Items listed in a dataset:
________________
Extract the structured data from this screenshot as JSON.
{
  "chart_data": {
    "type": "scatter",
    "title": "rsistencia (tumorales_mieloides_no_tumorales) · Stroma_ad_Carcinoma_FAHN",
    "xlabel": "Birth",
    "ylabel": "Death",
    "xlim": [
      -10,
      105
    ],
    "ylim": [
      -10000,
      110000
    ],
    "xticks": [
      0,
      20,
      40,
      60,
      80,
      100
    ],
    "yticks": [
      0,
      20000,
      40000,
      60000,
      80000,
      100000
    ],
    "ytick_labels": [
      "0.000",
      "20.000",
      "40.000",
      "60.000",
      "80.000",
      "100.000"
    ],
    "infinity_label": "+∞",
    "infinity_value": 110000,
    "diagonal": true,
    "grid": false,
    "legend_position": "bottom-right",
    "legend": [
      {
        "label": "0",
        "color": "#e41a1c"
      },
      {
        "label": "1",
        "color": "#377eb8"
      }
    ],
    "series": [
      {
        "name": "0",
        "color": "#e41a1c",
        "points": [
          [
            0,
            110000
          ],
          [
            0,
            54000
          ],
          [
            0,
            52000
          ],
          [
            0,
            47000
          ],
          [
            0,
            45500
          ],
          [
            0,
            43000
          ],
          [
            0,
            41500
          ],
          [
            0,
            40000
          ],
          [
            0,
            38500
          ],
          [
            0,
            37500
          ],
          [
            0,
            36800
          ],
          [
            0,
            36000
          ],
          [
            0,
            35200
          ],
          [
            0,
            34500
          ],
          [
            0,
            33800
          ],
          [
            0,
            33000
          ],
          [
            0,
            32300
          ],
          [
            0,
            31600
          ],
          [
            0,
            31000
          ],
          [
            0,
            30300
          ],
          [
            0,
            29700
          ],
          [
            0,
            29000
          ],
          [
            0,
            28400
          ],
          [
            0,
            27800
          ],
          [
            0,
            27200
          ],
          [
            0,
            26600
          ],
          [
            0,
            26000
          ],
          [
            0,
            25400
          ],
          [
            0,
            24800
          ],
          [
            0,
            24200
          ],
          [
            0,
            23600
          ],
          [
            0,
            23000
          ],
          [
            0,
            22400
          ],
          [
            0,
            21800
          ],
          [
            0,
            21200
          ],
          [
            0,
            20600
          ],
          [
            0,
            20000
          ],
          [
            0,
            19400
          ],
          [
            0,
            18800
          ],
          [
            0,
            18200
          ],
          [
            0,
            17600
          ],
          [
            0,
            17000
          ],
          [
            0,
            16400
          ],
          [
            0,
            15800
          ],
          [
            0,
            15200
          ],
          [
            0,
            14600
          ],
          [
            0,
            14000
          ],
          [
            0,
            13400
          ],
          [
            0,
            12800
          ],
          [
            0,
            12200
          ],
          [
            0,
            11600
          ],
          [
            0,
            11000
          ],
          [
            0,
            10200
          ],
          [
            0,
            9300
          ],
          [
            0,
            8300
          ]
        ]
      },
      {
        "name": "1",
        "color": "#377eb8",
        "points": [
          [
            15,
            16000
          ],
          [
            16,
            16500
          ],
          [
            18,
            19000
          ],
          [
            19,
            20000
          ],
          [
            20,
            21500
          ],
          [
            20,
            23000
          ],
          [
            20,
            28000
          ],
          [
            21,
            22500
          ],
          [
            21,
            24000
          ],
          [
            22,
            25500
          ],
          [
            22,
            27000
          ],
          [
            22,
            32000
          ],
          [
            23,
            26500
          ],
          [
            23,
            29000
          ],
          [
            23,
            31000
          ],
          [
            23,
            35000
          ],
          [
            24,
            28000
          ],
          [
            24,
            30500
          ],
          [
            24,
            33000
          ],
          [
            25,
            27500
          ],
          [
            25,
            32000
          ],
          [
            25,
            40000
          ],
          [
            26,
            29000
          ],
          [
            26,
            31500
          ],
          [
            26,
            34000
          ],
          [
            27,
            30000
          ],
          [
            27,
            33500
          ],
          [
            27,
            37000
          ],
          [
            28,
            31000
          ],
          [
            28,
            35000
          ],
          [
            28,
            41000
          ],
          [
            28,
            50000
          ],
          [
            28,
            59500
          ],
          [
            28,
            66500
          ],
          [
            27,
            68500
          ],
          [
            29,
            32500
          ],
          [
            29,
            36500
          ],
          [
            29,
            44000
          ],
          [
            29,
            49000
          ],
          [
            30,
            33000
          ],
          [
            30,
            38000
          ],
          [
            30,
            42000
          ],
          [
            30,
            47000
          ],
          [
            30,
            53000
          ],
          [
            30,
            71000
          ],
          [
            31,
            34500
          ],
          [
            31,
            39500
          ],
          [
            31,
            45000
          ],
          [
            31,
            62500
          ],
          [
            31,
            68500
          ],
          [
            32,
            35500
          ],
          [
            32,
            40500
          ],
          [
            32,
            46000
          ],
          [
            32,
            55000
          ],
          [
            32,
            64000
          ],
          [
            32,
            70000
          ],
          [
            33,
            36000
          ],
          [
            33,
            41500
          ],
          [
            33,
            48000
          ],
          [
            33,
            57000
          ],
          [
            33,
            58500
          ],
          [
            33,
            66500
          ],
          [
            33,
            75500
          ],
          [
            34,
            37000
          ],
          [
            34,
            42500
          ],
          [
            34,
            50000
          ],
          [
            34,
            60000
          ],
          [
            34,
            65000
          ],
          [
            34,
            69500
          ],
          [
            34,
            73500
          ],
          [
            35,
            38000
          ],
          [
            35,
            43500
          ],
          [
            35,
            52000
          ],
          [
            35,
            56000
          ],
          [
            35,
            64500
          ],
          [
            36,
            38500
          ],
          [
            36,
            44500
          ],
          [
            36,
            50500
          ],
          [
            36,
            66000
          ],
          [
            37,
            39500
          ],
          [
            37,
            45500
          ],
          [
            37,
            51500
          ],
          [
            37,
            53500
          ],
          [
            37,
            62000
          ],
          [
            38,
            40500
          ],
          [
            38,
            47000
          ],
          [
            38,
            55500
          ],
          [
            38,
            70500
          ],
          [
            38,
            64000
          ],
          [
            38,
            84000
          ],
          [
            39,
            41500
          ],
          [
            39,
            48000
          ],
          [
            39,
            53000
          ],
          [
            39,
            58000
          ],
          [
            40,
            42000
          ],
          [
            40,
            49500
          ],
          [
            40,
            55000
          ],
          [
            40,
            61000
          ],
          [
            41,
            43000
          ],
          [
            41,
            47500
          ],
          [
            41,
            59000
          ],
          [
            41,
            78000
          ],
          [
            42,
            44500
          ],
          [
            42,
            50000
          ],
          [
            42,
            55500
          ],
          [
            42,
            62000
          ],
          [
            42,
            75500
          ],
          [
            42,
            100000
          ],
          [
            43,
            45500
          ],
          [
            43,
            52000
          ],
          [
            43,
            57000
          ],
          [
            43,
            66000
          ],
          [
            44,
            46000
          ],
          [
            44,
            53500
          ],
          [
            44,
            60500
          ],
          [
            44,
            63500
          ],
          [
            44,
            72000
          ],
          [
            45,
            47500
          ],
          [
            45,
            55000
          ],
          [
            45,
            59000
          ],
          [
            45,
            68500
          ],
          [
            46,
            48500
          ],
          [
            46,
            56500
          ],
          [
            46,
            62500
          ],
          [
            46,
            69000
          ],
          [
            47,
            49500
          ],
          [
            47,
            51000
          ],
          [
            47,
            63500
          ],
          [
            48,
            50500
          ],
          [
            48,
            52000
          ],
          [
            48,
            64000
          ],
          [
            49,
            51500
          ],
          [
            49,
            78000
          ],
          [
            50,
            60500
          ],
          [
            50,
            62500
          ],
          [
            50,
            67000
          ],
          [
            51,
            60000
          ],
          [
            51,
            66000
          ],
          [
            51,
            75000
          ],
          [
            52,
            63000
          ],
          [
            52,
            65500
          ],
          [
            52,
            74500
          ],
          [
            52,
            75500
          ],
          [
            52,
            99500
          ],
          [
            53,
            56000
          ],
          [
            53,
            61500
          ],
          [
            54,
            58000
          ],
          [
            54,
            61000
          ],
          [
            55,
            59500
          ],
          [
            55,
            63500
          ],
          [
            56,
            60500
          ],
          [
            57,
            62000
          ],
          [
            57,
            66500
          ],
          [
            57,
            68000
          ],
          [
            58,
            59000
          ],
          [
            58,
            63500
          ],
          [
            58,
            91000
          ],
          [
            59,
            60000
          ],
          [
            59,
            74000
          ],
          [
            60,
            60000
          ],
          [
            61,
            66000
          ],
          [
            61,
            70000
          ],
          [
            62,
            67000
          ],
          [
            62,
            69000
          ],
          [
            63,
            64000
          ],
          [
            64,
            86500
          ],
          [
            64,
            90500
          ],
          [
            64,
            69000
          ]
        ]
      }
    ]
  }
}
________________
**Problem statement:** Report each line above that includes the string "color".

**Completed exercise:**
        "color": "#e41a1c"
        "color": "#377eb8"
        "color": "#e41a1c",
        "color": "#377eb8",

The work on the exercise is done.